[Short exercise]
Copy out all the lines in the records that include the word "benefits".

[Records for the exercise]
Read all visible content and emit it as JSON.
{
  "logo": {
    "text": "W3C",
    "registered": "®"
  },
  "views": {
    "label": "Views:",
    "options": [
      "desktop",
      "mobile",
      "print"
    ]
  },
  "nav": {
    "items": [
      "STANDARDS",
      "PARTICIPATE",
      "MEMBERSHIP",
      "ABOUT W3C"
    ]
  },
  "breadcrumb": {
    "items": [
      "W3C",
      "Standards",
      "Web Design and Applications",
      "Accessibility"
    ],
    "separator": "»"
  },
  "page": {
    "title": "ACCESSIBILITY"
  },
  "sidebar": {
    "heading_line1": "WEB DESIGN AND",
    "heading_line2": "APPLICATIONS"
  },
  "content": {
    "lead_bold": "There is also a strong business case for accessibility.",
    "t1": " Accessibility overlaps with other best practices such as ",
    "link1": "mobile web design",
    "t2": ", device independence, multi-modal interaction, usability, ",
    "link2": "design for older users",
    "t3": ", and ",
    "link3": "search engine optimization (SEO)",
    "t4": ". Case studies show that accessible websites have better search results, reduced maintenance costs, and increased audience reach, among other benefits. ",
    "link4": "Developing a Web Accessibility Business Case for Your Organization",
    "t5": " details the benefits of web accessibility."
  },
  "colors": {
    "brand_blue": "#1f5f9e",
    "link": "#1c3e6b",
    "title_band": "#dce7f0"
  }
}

[Written response]
    "t4": ". Case studies show that accessible websites have better search results, reduced maintenance costs, and increased audience reach, among other benefits. ",
    "t5": " details the benefits of web accessibility."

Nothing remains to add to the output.